# START OF Material provided
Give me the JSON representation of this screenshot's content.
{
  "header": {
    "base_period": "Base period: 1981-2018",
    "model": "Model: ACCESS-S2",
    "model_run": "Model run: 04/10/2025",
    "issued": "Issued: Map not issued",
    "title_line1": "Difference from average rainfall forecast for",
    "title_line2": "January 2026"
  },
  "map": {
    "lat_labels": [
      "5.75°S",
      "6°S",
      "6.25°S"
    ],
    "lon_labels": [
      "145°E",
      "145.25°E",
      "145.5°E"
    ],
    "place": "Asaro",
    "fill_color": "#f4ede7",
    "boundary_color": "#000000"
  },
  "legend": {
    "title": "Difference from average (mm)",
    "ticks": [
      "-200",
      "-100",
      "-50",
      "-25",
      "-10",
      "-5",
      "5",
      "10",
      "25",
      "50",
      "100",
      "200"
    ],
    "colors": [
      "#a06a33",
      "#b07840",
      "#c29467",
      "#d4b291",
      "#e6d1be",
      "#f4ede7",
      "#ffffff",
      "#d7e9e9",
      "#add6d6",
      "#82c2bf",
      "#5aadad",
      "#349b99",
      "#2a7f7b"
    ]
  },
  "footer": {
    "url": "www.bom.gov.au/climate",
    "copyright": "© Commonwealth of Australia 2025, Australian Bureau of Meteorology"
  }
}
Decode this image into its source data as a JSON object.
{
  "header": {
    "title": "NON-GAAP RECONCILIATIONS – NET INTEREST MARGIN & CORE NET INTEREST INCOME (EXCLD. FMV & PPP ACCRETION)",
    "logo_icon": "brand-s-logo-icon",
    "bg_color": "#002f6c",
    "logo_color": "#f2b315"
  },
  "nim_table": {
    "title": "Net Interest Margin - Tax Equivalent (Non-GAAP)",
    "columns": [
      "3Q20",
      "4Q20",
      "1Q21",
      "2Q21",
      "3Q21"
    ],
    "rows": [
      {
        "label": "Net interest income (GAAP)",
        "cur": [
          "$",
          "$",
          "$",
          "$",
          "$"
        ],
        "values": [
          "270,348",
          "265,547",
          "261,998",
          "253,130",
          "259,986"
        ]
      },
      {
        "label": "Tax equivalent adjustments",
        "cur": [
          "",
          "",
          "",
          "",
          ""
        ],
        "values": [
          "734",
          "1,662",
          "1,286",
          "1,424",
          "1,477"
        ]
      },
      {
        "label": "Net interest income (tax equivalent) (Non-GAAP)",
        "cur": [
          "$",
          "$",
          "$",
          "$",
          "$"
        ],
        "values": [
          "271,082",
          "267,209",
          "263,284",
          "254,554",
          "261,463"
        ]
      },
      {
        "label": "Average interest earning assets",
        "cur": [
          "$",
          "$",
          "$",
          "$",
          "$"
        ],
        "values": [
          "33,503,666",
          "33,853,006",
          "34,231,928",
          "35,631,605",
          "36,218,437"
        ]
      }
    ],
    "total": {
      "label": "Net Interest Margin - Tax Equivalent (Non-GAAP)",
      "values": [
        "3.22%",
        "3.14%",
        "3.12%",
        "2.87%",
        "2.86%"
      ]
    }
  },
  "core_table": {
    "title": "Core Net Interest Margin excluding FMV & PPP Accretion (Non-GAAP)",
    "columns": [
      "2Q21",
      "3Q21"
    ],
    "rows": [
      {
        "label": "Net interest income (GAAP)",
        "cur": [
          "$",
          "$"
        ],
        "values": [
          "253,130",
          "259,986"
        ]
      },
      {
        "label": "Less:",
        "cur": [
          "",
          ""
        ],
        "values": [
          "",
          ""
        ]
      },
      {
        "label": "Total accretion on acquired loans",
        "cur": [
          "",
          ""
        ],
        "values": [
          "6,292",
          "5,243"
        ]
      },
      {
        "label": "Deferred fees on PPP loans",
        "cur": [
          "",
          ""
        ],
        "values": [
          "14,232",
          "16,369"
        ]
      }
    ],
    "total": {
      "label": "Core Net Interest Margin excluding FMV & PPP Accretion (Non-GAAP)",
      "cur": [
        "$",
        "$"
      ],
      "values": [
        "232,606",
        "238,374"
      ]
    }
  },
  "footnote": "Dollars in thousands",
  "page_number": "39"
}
# END OF Material provided
Go over the records above and tally the lines with the word "Model" in them. Give the number alone.

2